Exercise task: Identify and pull out each line of the entries in which "تريليون" occurs.
— Start The data —
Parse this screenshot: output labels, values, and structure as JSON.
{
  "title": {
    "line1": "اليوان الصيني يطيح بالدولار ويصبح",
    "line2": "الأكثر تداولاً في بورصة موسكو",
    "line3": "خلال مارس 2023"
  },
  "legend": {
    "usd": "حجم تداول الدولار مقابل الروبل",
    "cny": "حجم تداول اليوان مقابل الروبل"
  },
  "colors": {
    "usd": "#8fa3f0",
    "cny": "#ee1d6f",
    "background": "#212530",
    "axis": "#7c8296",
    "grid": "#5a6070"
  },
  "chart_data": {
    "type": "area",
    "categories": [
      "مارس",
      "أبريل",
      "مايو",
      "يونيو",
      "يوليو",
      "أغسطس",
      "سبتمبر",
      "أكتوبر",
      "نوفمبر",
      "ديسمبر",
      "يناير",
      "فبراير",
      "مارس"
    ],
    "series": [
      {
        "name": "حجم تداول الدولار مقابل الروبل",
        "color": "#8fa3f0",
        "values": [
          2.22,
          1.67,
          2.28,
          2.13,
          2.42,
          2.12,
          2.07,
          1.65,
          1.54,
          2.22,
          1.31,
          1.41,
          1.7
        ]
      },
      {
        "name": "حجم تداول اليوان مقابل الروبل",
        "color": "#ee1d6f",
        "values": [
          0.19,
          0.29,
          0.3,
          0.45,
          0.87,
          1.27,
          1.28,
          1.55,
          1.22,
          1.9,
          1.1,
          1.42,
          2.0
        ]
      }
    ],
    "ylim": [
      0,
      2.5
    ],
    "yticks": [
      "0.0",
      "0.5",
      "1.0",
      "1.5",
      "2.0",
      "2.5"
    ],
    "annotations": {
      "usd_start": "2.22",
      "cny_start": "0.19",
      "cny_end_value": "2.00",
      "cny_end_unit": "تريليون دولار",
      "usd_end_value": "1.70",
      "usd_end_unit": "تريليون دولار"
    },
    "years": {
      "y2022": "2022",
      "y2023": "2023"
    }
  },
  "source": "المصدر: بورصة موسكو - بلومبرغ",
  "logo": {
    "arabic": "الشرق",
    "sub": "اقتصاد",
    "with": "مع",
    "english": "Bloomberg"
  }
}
— End The data —
Task response:
      "cny_end_unit": "تريليون دولار",
      "usd_end_unit": "تريليون دولار"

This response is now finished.